Rows from a figure dataset:
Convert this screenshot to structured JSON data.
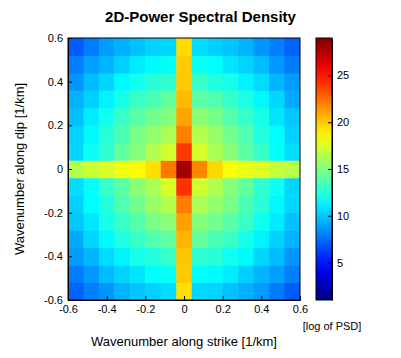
{
  "chart_data": {
    "type": "heatmap",
    "title": "2D-Power Spectral Density",
    "x_label": "Wavenumber along strike [1/km]",
    "y_label": "Wavenumber along dip [1/km]",
    "x": [
      -0.56,
      -0.48,
      -0.4,
      -0.32,
      -0.24,
      -0.16,
      -0.08,
      0,
      0.08,
      0.16,
      0.24,
      0.32,
      0.4,
      0.48,
      0.56
    ],
    "y": [
      -0.56,
      -0.48,
      -0.4,
      -0.32,
      -0.24,
      -0.16,
      -0.08,
      0,
      0.08,
      0.16,
      0.24,
      0.32,
      0.4,
      0.48,
      0.56
    ],
    "z": [
      [
        7.2,
        8.0,
        8.6,
        9.4,
        9.9,
        10.2,
        10.6,
        19.4,
        10.4,
        10.3,
        9.8,
        9.3,
        8.8,
        7.9,
        7.0
      ],
      [
        7.9,
        8.7,
        9.7,
        10.3,
        10.8,
        11.5,
        11.8,
        20.0,
        11.6,
        11.4,
        11.0,
        10.2,
        9.5,
        8.9,
        8.0
      ],
      [
        8.8,
        9.5,
        10.5,
        11.2,
        12.1,
        12.4,
        13.0,
        20.1,
        12.8,
        12.6,
        11.9,
        11.4,
        10.4,
        9.7,
        8.6
      ],
      [
        9.2,
        10.4,
        11.3,
        12.3,
        13.0,
        13.7,
        14.1,
        20.6,
        14.2,
        13.5,
        13.1,
        12.1,
        11.2,
        10.2,
        9.4
      ],
      [
        10.0,
        10.8,
        12.1,
        13.0,
        13.8,
        14.8,
        15.3,
        21.1,
        15.1,
        14.6,
        13.9,
        13.1,
        11.9,
        11.0,
        9.8
      ],
      [
        10.2,
        11.5,
        12.4,
        13.7,
        14.6,
        15.7,
        16.4,
        22.1,
        16.2,
        15.5,
        14.8,
        13.5,
        12.6,
        11.3,
        10.4
      ],
      [
        10.6,
        11.6,
        13.0,
        14.0,
        15.3,
        16.2,
        17.4,
        24.2,
        17.2,
        16.4,
        15.1,
        14.2,
        12.8,
        11.8,
        10.4
      ],
      [
        16.4,
        17.1,
        17.4,
        18.1,
        18.6,
        19.4,
        22.2,
        28.0,
        21.8,
        19.6,
        18.4,
        17.9,
        17.6,
        16.9,
        16.6
      ],
      [
        10.4,
        11.8,
        12.8,
        14.2,
        15.1,
        16.4,
        17.2,
        24.0,
        17.4,
        16.2,
        15.3,
        14.0,
        13.0,
        11.6,
        10.6
      ],
      [
        10.3,
        11.3,
        12.6,
        13.5,
        14.8,
        15.5,
        16.2,
        22.0,
        16.4,
        15.7,
        14.6,
        13.7,
        12.4,
        11.5,
        10.2
      ],
      [
        9.8,
        11.0,
        11.9,
        13.1,
        13.9,
        14.6,
        15.1,
        21.0,
        15.3,
        14.8,
        13.8,
        13.0,
        12.1,
        10.8,
        10.0
      ],
      [
        9.4,
        10.2,
        11.2,
        12.1,
        13.1,
        13.5,
        14.2,
        20.4,
        14.0,
        13.7,
        13.0,
        12.3,
        11.3,
        10.4,
        9.2
      ],
      [
        8.6,
        9.7,
        10.4,
        11.4,
        11.9,
        12.6,
        12.8,
        20.0,
        13.0,
        12.4,
        12.1,
        11.2,
        10.5,
        9.5,
        8.8
      ],
      [
        8.0,
        8.9,
        9.5,
        10.2,
        11.0,
        11.4,
        11.6,
        19.9,
        11.8,
        11.5,
        10.8,
        10.3,
        9.7,
        8.7,
        7.9
      ],
      [
        7.0,
        7.9,
        8.8,
        9.3,
        9.8,
        10.3,
        10.4,
        19.5,
        10.6,
        10.2,
        9.9,
        9.4,
        8.6,
        8.0,
        7.2
      ]
    ],
    "xlim": [
      -0.6,
      0.6
    ],
    "ylim": [
      -0.6,
      0.6
    ],
    "xticks": [
      -0.6,
      -0.4,
      -0.2,
      0,
      0.2,
      0.4,
      0.6
    ],
    "yticks": [
      -0.6,
      -0.4,
      -0.2,
      0,
      0.2,
      0.4,
      0.6
    ],
    "colorbar": {
      "label": "[log of PSD]",
      "zlim": [
        1,
        29
      ],
      "ticks": [
        5,
        10,
        15,
        20,
        25
      ]
    }
  }
}
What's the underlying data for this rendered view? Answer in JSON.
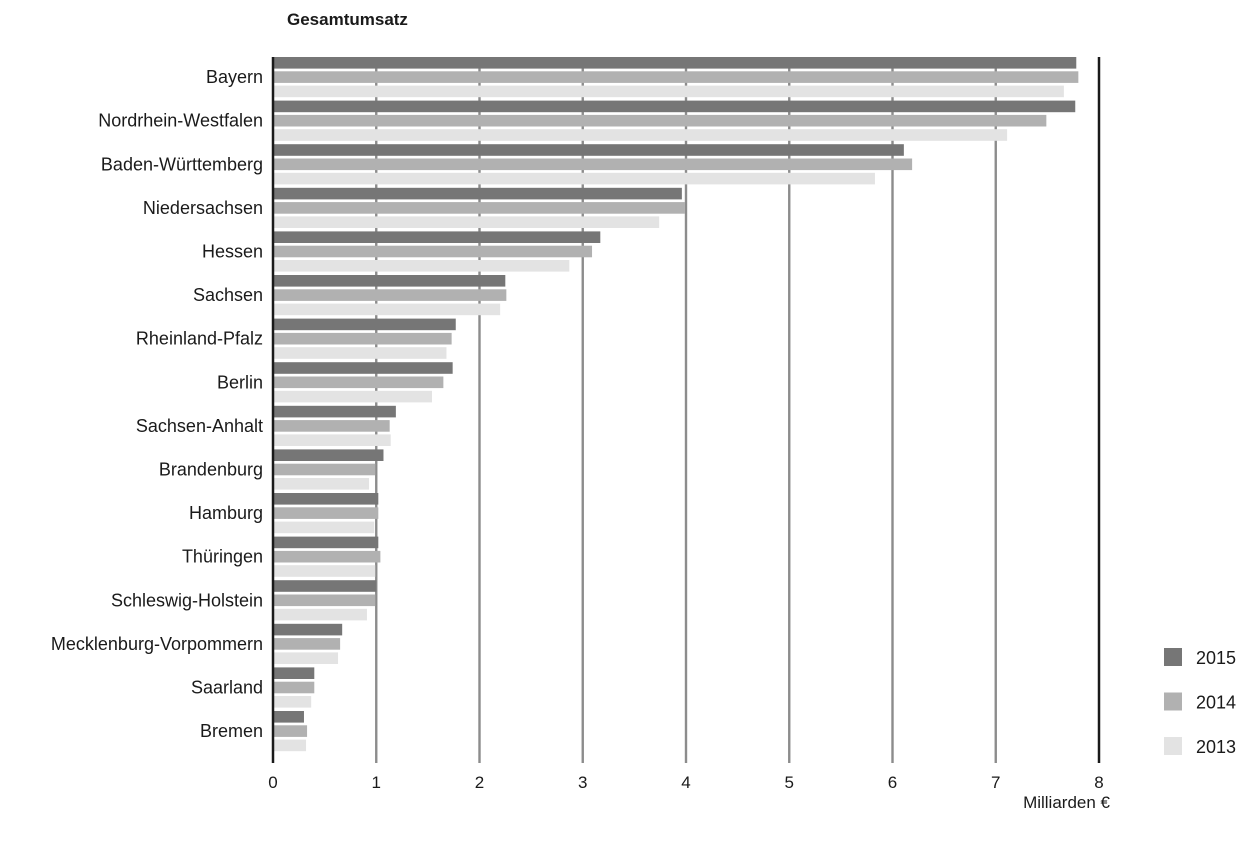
{
  "chart_data": {
    "type": "bar",
    "orientation": "horizontal",
    "title": "Gesamtumsatz",
    "xlabel": "Milliarden €",
    "ylabel": "",
    "xlim": [
      0,
      8
    ],
    "xticks": [
      "0",
      "1",
      "2",
      "3",
      "4",
      "5",
      "6",
      "7",
      "8"
    ],
    "grid": true,
    "legend_position": "bottom-right",
    "categories": [
      "Bayern",
      "Nordrhein-Westfalen",
      "Baden-Württemberg",
      "Niedersachsen",
      "Hessen",
      "Sachsen",
      "Rheinland-Pfalz",
      "Berlin",
      "Sachsen-Anhalt",
      "Brandenburg",
      "Hamburg",
      "Thüringen",
      "Schleswig-Holstein",
      "Mecklenburg-Vorpommern",
      "Saarland",
      "Bremen"
    ],
    "series": [
      {
        "name": "2015",
        "color": "#767676",
        "values": [
          7.78,
          7.77,
          6.11,
          3.96,
          3.17,
          2.25,
          1.77,
          1.74,
          1.19,
          1.07,
          1.02,
          1.02,
          1.0,
          0.67,
          0.4,
          0.3
        ]
      },
      {
        "name": "2014",
        "color": "#b1b1b1",
        "values": [
          7.8,
          7.49,
          6.19,
          3.99,
          3.09,
          2.26,
          1.73,
          1.65,
          1.13,
          0.99,
          1.02,
          1.04,
          0.99,
          0.65,
          0.4,
          0.33
        ]
      },
      {
        "name": "2013",
        "color": "#e3e3e3",
        "values": [
          7.66,
          7.11,
          5.83,
          3.74,
          2.87,
          2.2,
          1.68,
          1.54,
          1.14,
          0.93,
          0.98,
          0.99,
          0.91,
          0.63,
          0.37,
          0.32
        ]
      }
    ]
  }
}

_To be done_
Copy the whole listing above word for word but do not carry over the pictures.

_Reply to the task_
Convert this screenshot to structured JSON data.
{
  "chart_data": {
    "type": "heatmap",
    "title": "2D-Power Spectral Density",
    "x_label": "Wavenumber along strike [1/km]",
    "y_label": "Wavenumber along dip [1/km]",
    "x": [
      -0.56,
      -0.48,
      -0.4,
      -0.32,
      -0.24,
      -0.16,
      -0.08,
      0,
      0.08,
      0.16,
      0.24,
      0.32,
      0.4,
      0.48,
      0.56
    ],
    "y": [
      -0.56,
      -0.48,
      -0.4,
      -0.32,
      -0.24,
      -0.16,
      -0.08,
      0,
      0.08,
      0.16,
      0.24,
      0.32,
      0.4,
      0.48,
      0.56
    ],
    "z": [
      [
        7.2,
        8.0,
        8.6,
        9.4,
        9.9,
        10.2,
        10.6,
        19.4,
        10.4,
        10.3,
        9.8,
        9.3,
        8.8,
        7.9,
        7.0
      ],
      [
        7.9,
        8.7,
        9.7,
        10.3,
        10.8,
        11.5,
        11.8,
        20.0,
        11.6,
        11.4,
        11.0,
        10.2,
        9.5,
        8.9,
        8.0
      ],
      [
        8.8,
        9.5,
        10.5,
        11.2,
        12.1,
        12.4,
        13.0,
        20.1,
        12.8,
        12.6,
        11.9,
        11.4,
        10.4,
        9.7,
        8.6
      ],
      [
        9.2,
        10.4,
        11.3,
        12.3,
        13.0,
        13.7,
        14.1,
        20.6,
        14.2,
        13.5,
        13.1,
        12.1,
        11.2,
        10.2,
        9.4
      ],
      [
        10.0,
        10.8,
        12.1,
        13.0,
        13.8,
        14.8,
        15.3,
        21.1,
        15.1,
        14.6,
        13.9,
        13.1,
        11.9,
        11.0,
        9.8
      ],
      [
        10.2,
        11.5,
        12.4,
        13.7,
        14.6,
        15.7,
        16.4,
        22.1,
        16.2,
        15.5,
        14.8,
        13.5,
        12.6,
        11.3,
        10.4
      ],
      [
        10.6,
        11.6,
        13.0,
        14.0,
        15.3,
        16.2,
        17.4,
        24.2,
        17.2,
        16.4,
        15.1,
        14.2,
        12.8,
        11.8,
        10.4
      ],
      [
        16.4,
        17.1,
        17.4,
        18.1,
        18.6,
        19.4,
        22.2,
        28.0,
        21.8,
        19.6,
        18.4,
        17.9,
        17.6,
        16.9,
        16.6
      ],
      [
        10.4,
        11.8,
        12.8,
        14.2,
        15.1,
        16.4,
        17.2,
        24.0,
        17.4,
        16.2,
        15.3,
        14.0,
        13.0,
        11.6,
        10.6
      ],
      [
        10.3,
        11.3,
        12.6,
        13.5,
        14.8,
        15.5,
        16.2,
        22.0,
        16.4,
        15.7,
        14.6,
        13.7,
        12.4,
        11.5,
        10.2
      ],
      [
        9.8,
        11.0,
        11.9,
        13.1,
        13.9,
        14.6,
        15.1,
        21.0,
        15.3,
        14.8,
        13.8,
        13.0,
        12.1,
        10.8,
        10.0
      ],
      [
        9.4,
        10.2,
        11.2,
        12.1,
        13.1,
        13.5,
        14.2,
        20.4,
        14.0,
        13.7,
        13.0,
        12.3,
        11.3,
        10.4,
        9.2
      ],
      [
        8.6,
        9.7,
        10.4,
        11.4,
        11.9,
        12.6,
        12.8,
        20.0,
        13.0,
        12.4,
        12.1,
        11.2,
        10.5,
        9.5,
        8.8
      ],
      [
        8.0,
        8.9,
        9.5,
        10.2,
        11.0,
        11.4,
        11.6,
        19.9,
        11.8,
        11.5,
        10.8,
        10.3,
        9.7,
        8.7,
        7.9
      ],
      [
        7.0,
        7.9,
        8.8,
        9.3,
        9.8,
        10.3,
        10.4,
        19.5,
        10.6,
        10.2,
        9.9,
        9.4,
        8.6,
        8.0,
        7.2
      ]
    ],
    "xlim": [
      -0.6,
      0.6
    ],
    "ylim": [
      -0.6,
      0.6
    ],
    "xticks": [
      -0.6,
      -0.4,
      -0.2,
      0,
      0.2,
      0.4,
      0.6
    ],
    "yticks": [
      -0.6,
      -0.4,
      -0.2,
      0,
      0.2,
      0.4,
      0.6
    ],
    "colorbar": {
      "label": "[log of PSD]",
      "zlim": [
        1,
        29
      ],
      "ticks": [
        5,
        10,
        15,
        20,
        25
      ]
    }
  }
}
What's the underlying data for this rendered view? Answer in JSON.
{
  "chart_data": {
    "type": "bar",
    "orientation": "horizontal",
    "title": "Gesamtumsatz",
    "xlabel": "Milliarden €",
    "ylabel": "",
    "xlim": [
      0,
      8
    ],
    "xticks": [
      "0",
      "1",
      "2",
      "3",
      "4",
      "5",
      "6",
      "7",
      "8"
    ],
    "grid": true,
    "legend_position": "bottom-right",
    "categories": [
      "Bayern",
      "Nordrhein-Westfalen",
      "Baden-Württemberg",
      "Niedersachsen",
      "Hessen",
      "Sachsen",
      "Rheinland-Pfalz",
      "Berlin",
      "Sachsen-Anhalt",
      "Brandenburg",
      "Hamburg",
      "Thüringen",
      "Schleswig-Holstein",
      "Mecklenburg-Vorpommern",
      "Saarland",
      "Bremen"
    ],
    "series": [
      {
        "name": "2015",
        "color": "#767676",
        "values": [
          7.78,
          7.77,
          6.11,
          3.96,
          3.17,
          2.25,
          1.77,
          1.74,
          1.19,
          1.07,
          1.02,
          1.02,
          1.0,
          0.67,
          0.4,
          0.3
        ]
      },
      {
        "name": "2014",
        "color": "#b1b1b1",
        "values": [
          7.8,
          7.49,
          6.19,
          3.99,
          3.09,
          2.26,
          1.73,
          1.65,
          1.13,
          0.99,
          1.02,
          1.04,
          0.99,
          0.65,
          0.4,
          0.33
        ]
      },
      {
        "name": "2013",
        "color": "#e3e3e3",
        "values": [
          7.66,
          7.11,
          5.83,
          3.74,
          2.87,
          2.2,
          1.68,
          1.54,
          1.14,
          0.93,
          0.98,
          0.99,
          0.91,
          0.63,
          0.37,
          0.32
        ]
      }
    ]
  }
}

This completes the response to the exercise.